Instructions to follow:
Transcribe the records in full, keeping every character as it is.

Records shown:
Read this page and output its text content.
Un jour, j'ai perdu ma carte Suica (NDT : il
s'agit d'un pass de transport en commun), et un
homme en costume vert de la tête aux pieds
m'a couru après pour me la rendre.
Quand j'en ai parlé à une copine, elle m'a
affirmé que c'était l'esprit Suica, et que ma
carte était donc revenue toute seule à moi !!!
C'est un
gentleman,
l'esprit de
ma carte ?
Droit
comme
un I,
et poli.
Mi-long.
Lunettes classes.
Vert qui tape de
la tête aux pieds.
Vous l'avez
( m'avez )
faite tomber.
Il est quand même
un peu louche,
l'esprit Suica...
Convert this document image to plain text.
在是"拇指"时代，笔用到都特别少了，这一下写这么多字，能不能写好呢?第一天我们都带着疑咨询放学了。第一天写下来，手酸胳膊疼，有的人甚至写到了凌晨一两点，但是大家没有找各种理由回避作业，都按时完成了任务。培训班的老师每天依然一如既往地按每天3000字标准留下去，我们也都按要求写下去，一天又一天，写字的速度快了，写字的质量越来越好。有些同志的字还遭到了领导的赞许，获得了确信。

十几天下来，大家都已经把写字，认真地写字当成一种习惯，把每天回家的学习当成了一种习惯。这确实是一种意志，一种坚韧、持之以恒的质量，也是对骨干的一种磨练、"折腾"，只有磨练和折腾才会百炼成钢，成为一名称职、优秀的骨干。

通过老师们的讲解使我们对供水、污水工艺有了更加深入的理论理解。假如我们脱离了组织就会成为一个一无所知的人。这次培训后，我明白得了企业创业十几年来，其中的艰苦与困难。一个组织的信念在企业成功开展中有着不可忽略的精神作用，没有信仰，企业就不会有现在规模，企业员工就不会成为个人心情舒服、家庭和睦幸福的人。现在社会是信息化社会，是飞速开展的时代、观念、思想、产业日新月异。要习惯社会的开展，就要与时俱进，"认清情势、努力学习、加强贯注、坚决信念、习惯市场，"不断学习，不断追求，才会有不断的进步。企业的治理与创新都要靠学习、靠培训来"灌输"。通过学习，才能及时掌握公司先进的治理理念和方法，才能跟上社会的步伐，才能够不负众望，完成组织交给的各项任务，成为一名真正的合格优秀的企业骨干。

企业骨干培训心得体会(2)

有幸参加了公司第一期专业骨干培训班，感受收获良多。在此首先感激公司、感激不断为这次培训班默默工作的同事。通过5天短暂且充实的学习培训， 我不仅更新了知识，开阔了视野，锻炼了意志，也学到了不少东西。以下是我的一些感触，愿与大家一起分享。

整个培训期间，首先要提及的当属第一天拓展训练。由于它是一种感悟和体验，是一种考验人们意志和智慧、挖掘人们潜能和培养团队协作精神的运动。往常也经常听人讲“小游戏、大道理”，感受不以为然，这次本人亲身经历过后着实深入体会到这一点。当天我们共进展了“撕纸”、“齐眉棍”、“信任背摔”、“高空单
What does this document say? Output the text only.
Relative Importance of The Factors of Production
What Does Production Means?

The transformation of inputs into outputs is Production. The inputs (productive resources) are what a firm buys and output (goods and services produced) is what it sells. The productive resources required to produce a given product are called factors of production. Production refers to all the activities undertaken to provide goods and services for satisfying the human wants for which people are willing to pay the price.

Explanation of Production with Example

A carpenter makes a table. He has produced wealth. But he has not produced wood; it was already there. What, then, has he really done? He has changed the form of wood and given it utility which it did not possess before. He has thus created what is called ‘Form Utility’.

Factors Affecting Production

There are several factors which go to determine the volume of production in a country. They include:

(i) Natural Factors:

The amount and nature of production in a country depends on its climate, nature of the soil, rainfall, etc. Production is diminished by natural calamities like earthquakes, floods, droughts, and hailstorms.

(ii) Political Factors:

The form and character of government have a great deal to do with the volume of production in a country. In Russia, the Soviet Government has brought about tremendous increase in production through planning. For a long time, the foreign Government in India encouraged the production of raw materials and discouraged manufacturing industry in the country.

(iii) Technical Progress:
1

Answer for this exercise:
Read this page and output its text content.
Un jour, j'ai perdu ma carte Suica (NDT : il
s'agit d'un pass de transport en commun), et un
homme en costume vert de la tête aux pieds
m'a couru après pour me la rendre.
Quand j'en ai parlé à une copine, elle m'a
affirmé que c'était l'esprit Suica, et que ma
carte était donc revenue toute seule à moi !!!
C'est un
gentleman,
l'esprit de
ma carte ?
Droit
comme
un I,
et poli.
Mi-long.
Lunettes classes.
Vert qui tape de
la tête aux pieds.
Vous l'avez
( m'avez )
faite tomber.
Il est quand même
un peu louche,
l'esprit Suica...
Convert this document image to plain text.
在是"拇指"时代，笔用到都特别少了，这一下写这么多字，能不能写好呢?第一天我们都带着疑咨询放学了。第一天写下来，手酸胳膊疼，有的人甚至写到了凌晨一两点，但是大家没有找各种理由回避作业，都按时完成了任务。培训班的老师每天依然一如既往地按每天3000字标准留下去，我们也都按要求写下去，一天又一天，写字的速度快了，写字的质量越来越好。有些同志的字还遭到了领导的赞许，获得了确信。

十几天下来，大家都已经把写字，认真地写字当成一种习惯，把每天回家的学习当成了一种习惯。这确实是一种意志，一种坚韧、持之以恒的质量，也是对骨干的一种磨练、"折腾"，只有磨练和折腾才会百炼成钢，成为一名称职、优秀的骨干。

通过老师们的讲解使我们对供水、污水工艺有了更加深入的理论理解。假如我们脱离了组织就会成为一个一无所知的人。这次培训后，我明白得了企业创业十几年来，其中的艰苦与困难。一个组织的信念在企业成功开展中有着不可忽略的精神作用，没有信仰，企业就不会有现在规模，企业员工就不会成为个人心情舒服、家庭和睦幸福的人。现在社会是信息化社会，是飞速开展的时代、观念、思想、产业日新月异。要习惯社会的开展，就要与时俱进，"认清情势、努力学习、加强贯注、坚决信念、习惯市场，"不断学习，不断追求，才会有不断的进步。企业的治理与创新都要靠学习、靠培训来"灌输"。通过学习，才能及时掌握公司先进的治理理念和方法，才能跟上社会的步伐，才能够不负众望，完成组织交给的各项任务，成为一名真正的合格优秀的企业骨干。

企业骨干培训心得体会(2)

有幸参加了公司第一期专业骨干培训班，感受收获良多。在此首先感激公司、感激不断为这次培训班默默工作的同事。通过5天短暂且充实的学习培训， 我不仅更新了知识，开阔了视野，锻炼了意志，也学到了不少东西。以下是我的一些感触，愿与大家一起分享。

整个培训期间，首先要提及的当属第一天拓展训练。由于它是一种感悟和体验，是一种考验人们意志和智慧、挖掘人们潜能和培养团队协作精神的运动。往常也经常听人讲“小游戏、大道理”，感受不以为然，这次本人亲身经历过后着实深入体会到这一点。当天我们共进展了“撕纸”、“齐眉棍”、“信任背摔”、“高空单
What does this document say? Output the text only.
Relative Importance of The Factors of Production
What Does Production Means?

The transformation of inputs into outputs is Production. The inputs (productive resources) are what a firm buys and output (goods and services produced) is what it sells. The productive resources required to produce a given product are called factors of production. Production refers to all the activities undertaken to provide goods and services for satisfying the human wants for which people are willing to pay the price.

Explanation of Production with Example

A carpenter makes a table. He has produced wealth. But he has not produced wood; it was already there. What, then, has he really done? He has changed the form of wood and given it utility which it did not possess before. He has thus created what is called ‘Form Utility’.

Factors Affecting Production

There are several factors which go to determine the volume of production in a country. They include:

(i) Natural Factors:

The amount and nature of production in a country depends on its climate, nature of the soil, rainfall, etc. Production is diminished by natural calamities like earthquakes, floods, droughts, and hailstorms.

(ii) Political Factors:

The form and character of government have a great deal to do with the volume of production in a country. In Russia, the Soviet Government has brought about tremendous increase in production through planning. For a long time, the foreign Government in India encouraged the production of raw materials and discouraged manufacturing industry in the country.

(iii) Technical Progress:
1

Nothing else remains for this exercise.